## DIRECTIONS
Your task is to copy every record exactly.

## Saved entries
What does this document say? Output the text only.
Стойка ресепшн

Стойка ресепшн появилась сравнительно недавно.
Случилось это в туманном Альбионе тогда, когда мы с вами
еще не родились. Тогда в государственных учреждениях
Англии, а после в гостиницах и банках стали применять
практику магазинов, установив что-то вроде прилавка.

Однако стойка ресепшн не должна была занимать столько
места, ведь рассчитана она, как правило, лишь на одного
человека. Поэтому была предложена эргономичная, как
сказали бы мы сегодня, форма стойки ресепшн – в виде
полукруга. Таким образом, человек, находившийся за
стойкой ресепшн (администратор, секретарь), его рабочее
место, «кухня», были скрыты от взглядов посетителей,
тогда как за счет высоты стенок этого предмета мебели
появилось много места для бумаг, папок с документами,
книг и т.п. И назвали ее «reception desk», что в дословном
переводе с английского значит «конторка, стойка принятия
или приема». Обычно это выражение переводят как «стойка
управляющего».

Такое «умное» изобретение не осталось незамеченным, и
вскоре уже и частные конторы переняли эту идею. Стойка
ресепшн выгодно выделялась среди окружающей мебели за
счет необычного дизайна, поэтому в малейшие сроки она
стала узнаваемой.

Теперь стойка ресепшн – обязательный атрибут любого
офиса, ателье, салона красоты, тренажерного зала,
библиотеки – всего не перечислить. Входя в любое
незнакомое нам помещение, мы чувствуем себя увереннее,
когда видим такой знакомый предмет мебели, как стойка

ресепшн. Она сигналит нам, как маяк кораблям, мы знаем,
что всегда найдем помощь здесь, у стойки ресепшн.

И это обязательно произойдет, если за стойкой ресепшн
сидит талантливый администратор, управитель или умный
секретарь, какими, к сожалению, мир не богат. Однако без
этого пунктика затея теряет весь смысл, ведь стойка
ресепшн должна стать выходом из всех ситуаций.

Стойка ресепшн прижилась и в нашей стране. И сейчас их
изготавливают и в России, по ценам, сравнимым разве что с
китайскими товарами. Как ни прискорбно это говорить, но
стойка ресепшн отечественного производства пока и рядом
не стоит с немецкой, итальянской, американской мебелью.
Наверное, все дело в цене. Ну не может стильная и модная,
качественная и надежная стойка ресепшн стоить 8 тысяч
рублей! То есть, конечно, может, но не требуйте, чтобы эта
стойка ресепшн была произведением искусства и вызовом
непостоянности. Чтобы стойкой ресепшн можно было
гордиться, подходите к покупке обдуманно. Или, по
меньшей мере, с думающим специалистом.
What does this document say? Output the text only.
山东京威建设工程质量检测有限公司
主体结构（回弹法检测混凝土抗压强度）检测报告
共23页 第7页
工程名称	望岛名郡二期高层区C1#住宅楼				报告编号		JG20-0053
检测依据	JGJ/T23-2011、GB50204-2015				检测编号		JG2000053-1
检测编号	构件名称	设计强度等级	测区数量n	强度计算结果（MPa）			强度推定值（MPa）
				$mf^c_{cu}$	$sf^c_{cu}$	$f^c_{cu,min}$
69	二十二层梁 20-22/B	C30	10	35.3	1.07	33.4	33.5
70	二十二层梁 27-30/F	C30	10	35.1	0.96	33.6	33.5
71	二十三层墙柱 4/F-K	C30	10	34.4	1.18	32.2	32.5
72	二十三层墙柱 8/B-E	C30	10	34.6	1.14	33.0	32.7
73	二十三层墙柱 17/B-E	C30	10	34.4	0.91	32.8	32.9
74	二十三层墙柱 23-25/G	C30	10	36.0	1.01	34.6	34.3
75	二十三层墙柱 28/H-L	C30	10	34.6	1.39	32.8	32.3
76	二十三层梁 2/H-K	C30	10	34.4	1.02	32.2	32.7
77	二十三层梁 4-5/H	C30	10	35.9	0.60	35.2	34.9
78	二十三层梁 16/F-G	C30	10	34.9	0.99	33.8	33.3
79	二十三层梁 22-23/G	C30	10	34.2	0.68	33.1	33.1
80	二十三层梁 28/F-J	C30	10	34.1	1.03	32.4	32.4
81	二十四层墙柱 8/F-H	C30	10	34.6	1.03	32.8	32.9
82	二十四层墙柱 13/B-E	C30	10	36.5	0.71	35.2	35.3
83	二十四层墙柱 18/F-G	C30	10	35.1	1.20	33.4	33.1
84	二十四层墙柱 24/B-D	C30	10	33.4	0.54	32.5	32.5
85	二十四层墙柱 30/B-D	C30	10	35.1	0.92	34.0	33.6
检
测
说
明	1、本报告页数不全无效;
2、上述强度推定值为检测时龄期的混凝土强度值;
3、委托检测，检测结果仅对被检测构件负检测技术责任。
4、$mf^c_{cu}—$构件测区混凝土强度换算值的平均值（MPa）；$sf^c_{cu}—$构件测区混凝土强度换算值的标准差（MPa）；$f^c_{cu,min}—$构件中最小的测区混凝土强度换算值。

## TASK SOLUTION
What does this document say? Output the text only.
Стойка ресепшн

Стойка ресепшн появилась сравнительно недавно.
Случилось это в туманном Альбионе тогда, когда мы с вами
еще не родились. Тогда в государственных учреждениях
Англии, а после в гостиницах и банках стали применять
практику магазинов, установив что-то вроде прилавка.

Однако стойка ресепшн не должна была занимать столько
места, ведь рассчитана она, как правило, лишь на одного
человека. Поэтому была предложена эргономичная, как
сказали бы мы сегодня, форма стойки ресепшн – в виде
полукруга. Таким образом, человек, находившийся за
стойкой ресепшн (администратор, секретарь), его рабочее
место, «кухня», были скрыты от взглядов посетителей,
тогда как за счет высоты стенок этого предмета мебели
появилось много места для бумаг, папок с документами,
книг и т.п. И назвали ее «reception desk», что в дословном
переводе с английского значит «конторка, стойка принятия
или приема». Обычно это выражение переводят как «стойка
управляющего».

Такое «умное» изобретение не осталось незамеченным, и
вскоре уже и частные конторы переняли эту идею. Стойка
ресепшн выгодно выделялась среди окружающей мебели за
счет необычного дизайна, поэтому в малейшие сроки она
стала узнаваемой.

Теперь стойка ресепшн – обязательный атрибут любого
офиса, ателье, салона красоты, тренажерного зала,
библиотеки – всего не перечислить. Входя в любое
незнакомое нам помещение, мы чувствуем себя увереннее,
когда видим такой знакомый предмет мебели, как стойка

ресепшн. Она сигналит нам, как маяк кораблям, мы знаем,
что всегда найдем помощь здесь, у стойки ресепшн.

И это обязательно произойдет, если за стойкой ресепшн
сидит талантливый администратор, управитель или умный
секретарь, какими, к сожалению, мир не богат. Однако без
этого пунктика затея теряет весь смысл, ведь стойка
ресепшн должна стать выходом из всех ситуаций.

Стойка ресепшн прижилась и в нашей стране. И сейчас их
изготавливают и в России, по ценам, сравнимым разве что с
китайскими товарами. Как ни прискорбно это говорить, но
стойка ресепшн отечественного производства пока и рядом
не стоит с немецкой, итальянской, американской мебелью.
Наверное, все дело в цене. Ну не может стильная и модная,
качественная и надежная стойка ресепшн стоить 8 тысяч
рублей! То есть, конечно, может, но не требуйте, чтобы эта
стойка ресепшн была произведением искусства и вызовом
непостоянности. Чтобы стойкой ресепшн можно было
гордиться, подходите к покупке обдуманно. Или, по
меньшей мере, с думающим специалистом.
What does this document say? Output the text only.
山东京威建设工程质量检测有限公司
主体结构（回弹法检测混凝土抗压强度）检测报告
共23页 第7页
工程名称	望岛名郡二期高层区C1#住宅楼				报告编号		JG20-0053
检测依据	JGJ/T23-2011、GB50204-2015				检测编号		JG2000053-1
检测编号	构件名称	设计强度等级	测区数量n	强度计算结果（MPa）			强度推定值（MPa）
				$mf^c_{cu}$	$sf^c_{cu}$	$f^c_{cu,min}$
69	二十二层梁 20-22/B	C30	10	35.3	1.07	33.4	33.5
70	二十二层梁 27-30/F	C30	10	35.1	0.96	33.6	33.5
71	二十三层墙柱 4/F-K	C30	10	34.4	1.18	32.2	32.5
72	二十三层墙柱 8/B-E	C30	10	34.6	1.14	33.0	32.7
73	二十三层墙柱 17/B-E	C30	10	34.4	0.91	32.8	32.9
74	二十三层墙柱 23-25/G	C30	10	36.0	1.01	34.6	34.3
75	二十三层墙柱 28/H-L	C30	10	34.6	1.39	32.8	32.3
76	二十三层梁 2/H-K	C30	10	34.4	1.02	32.2	32.7
77	二十三层梁 4-5/H	C30	10	35.9	0.60	35.2	34.9
78	二十三层梁 16/F-G	C30	10	34.9	0.99	33.8	33.3
79	二十三层梁 22-23/G	C30	10	34.2	0.68	33.1	33.1
80	二十三层梁 28/F-J	C30	10	34.1	1.03	32.4	32.4
81	二十四层墙柱 8/F-H	C30	10	34.6	1.03	32.8	32.9
82	二十四层墙柱 13/B-E	C30	10	36.5	0.71	35.2	35.3
83	二十四层墙柱 18/F-G	C30	10	35.1	1.20	33.4	33.1
84	二十四层墙柱 24/B-D	C30	10	33.4	0.54	32.5	32.5
85	二十四层墙柱 30/B-D	C30	10	35.1	0.92	34.0	33.6
检
测
说
明	1、本报告页数不全无效;
2、上述强度推定值为检测时龄期的混凝土强度值;
3、委托检测，检测结果仅对被检测构件负检测技术责任。
4、$mf^c_{cu}—$构件测区混凝土强度换算值的平均值（MPa）；$sf^c_{cu}—$构件测区混凝土强度换算值的标准差（MPa）；$f^c_{cu,min}—$构件中最小的测区混凝土强度换算值。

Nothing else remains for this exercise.